- [Langkah Pengerjaan]
1. Menurut artikel tentang Jaringan Gusdurian, di mana buku "Tuhan Akrab dengan Mereka" diluncurkan?
2. Lanjutkan artikel tentang Jaringan Gusdurian, mulai setelah kalimat terakhir yang tercantum.
-------- Teks Acuan --------
Mohon tunggu...
Yose Revela
Yose Revela Mohon Tunggu... Freelancer - Freelance

YNWA. Wonosobo, 14 Juli 1992 yoserevela@gmail.com

Selanjutnya

Tutup

Humaniora Artikel Utama

Melihat Gusdurian dari Dekat

14 Juni 2024   17:38 Diperbarui: 15 Juni 2024   01:15 291
+
Laporkan Konten
Laporkan Akun
Kompasiana adalah platform blog. Konten ini menjadi tanggung jawab bloger dan tidak mewakili pandangan redaksi Kompas.
Lihat foto
Suasana diskusi dalam acara bedah buku "Tuhan Akrab dengan Mereka" (Dok. Jaringan Gusdurian)

Bicara soal sosok Gus Dur, sebagian dari kita mungkin akan mengingat berbagai anekdot dan pemikiran khas beliau, yang kadang terlihat "nyleneh" tapi relevan, dan tepat sasaran.

Ada kalanya suara kritis muncul, tapi tidak sampai membuat pihak yang dikritik langsung "baper" apalagi kena mental, karena disampaikan (antara lain) lewat bungkus komedi.

Meski sudah berpulang pada tahun 2009 silam, jejak pemikiran Presiden Keempat Republik Indonesia ini masih bisa kita jumpai, antara lain di komunitas Jaringan Gusdurian. Komunitas yang berdiri sejak tahun 2010 ini punya jejaring di Indonesia dan luar negeri.

Seperti namanya, komunitas ini konsisten menyuarakan nilai-nilai kebhinekaan, dengan mengangkat kembali jejak pemikiran Gus Dur, baik lewat penempatan diri, sikap, maupun literasi.

Dalam konteks penempatan diri, Gusdurian tidak pernah memposisikan diri sebagai "ormas keagamaan" atau semacamnya. Terbukti, mereka tegas menolak aturan pemerintah tentang Izin Kelola Tambang untuk Ormas Keagamaan.

Dari aspek literasi, Gusdurian konsisten merawat dan mengangkat kembali jejak pemikiran Gus Dur. Jejak pemikiran ini antara lain dibukukan dalam buku berjudul "Tuhan Akrab dengan Mereka", yang diluncurkan  pada Kamis, 13 Juni 2024 lalu, di Ruang Teatrikal Fakultas Ekonomi & Bisnis Islam UIN Sunan Kalijaga, Yogyakarta.

Buku ini berisi kumpulan tulisan Gus Dur di berbagai media, yang dikompilasi dan dikurasi tim Sekretariat Nasional (Seknas) Jaringan Gusdurian. Tulisan-tulisan ini merupakan tulisan lama, bahkan ada yang berusia lebih dari 40 tahun, tapi masih relevan dengan konteks kekinian.
-------- Himpunan Data --------
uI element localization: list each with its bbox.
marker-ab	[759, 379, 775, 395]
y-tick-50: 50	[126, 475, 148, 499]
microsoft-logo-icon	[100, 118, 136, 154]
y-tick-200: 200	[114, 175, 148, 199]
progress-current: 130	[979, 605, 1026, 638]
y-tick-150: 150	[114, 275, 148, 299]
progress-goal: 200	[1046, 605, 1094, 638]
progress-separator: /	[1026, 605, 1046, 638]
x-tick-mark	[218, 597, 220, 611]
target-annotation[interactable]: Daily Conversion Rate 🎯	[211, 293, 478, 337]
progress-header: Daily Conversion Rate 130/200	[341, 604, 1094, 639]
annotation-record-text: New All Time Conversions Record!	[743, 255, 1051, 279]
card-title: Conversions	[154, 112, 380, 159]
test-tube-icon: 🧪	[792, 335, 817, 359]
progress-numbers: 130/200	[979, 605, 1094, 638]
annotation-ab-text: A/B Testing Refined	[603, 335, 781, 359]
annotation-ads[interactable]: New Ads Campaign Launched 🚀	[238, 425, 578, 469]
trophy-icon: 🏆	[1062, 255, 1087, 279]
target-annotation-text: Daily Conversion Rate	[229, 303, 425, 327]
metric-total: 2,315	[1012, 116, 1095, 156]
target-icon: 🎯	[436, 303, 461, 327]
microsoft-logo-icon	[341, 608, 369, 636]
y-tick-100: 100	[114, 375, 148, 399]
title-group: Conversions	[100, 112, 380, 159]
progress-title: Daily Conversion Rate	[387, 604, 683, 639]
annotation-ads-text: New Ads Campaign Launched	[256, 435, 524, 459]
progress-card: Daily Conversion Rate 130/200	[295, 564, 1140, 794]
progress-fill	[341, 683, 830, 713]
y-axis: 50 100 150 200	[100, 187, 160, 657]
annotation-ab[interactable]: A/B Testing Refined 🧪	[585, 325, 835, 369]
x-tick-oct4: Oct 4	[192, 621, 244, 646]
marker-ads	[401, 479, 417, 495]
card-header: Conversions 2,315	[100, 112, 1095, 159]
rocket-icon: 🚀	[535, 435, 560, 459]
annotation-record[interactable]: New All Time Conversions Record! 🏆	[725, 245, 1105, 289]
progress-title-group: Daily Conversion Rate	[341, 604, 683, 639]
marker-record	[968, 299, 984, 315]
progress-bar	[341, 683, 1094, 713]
--------
- [Hasil Pengerjaan]
1. Di Ruang Teatrikal Fakultas Ekonomi & Bisnis Islam UIN Sunan Kalijaga, Yogyakarta.

2.
Acara bedah buku yang diisi Lukman Hakim Saifuddin (Menteri Agama RI 2014-2019), Suster Andrea OP (Rohaniawan Katolik), Kalis Mardiasih (Penulis; Pegiat Isu Gender), dan Hairus Salim (Peneliti; Murid Gus Dur) ini menjadi pengalaman pertama saya melihat Gusdurian dari dekat.

Sebelumnya, saya beberapa kali mendapat info dari teman-teman di gereja, tentang acara rutin komunitas ini, yang memang bersifat lintas agama. Gusdurian bahkan pernah mengunjungi GKI Ngupasan, gereja Kristen di kawasan Malioboro, Yogyakarta, gereja tempat saya biasa beribadah, dalam beberapa kesempatan.

Satu hal yang awalnya membuat saya sedikit penasaran adalah, apakah Gusdurian mengangkat juga isu keberagaman dan kebhinekaan, dengan perspektif seperti yang pernah saya jumpai dalam forum serupa bersama Alissa Wahid (Putri Gus Dur) di Lapangan Banteng, Jakarta, tahun 2019 silam. Momen itu saya rekam dalam tulisan "Sepenggal Cerita dari Lapangan Banteng" di Kompasiana.

Ternyata, selain mengangkat isu kebhinekaan, Gusdurian dalam kesempatan ini juga mengangkat perspektif dasar soal cara pandang macam apa, yang membuat sosok Gus Dur begitu unik.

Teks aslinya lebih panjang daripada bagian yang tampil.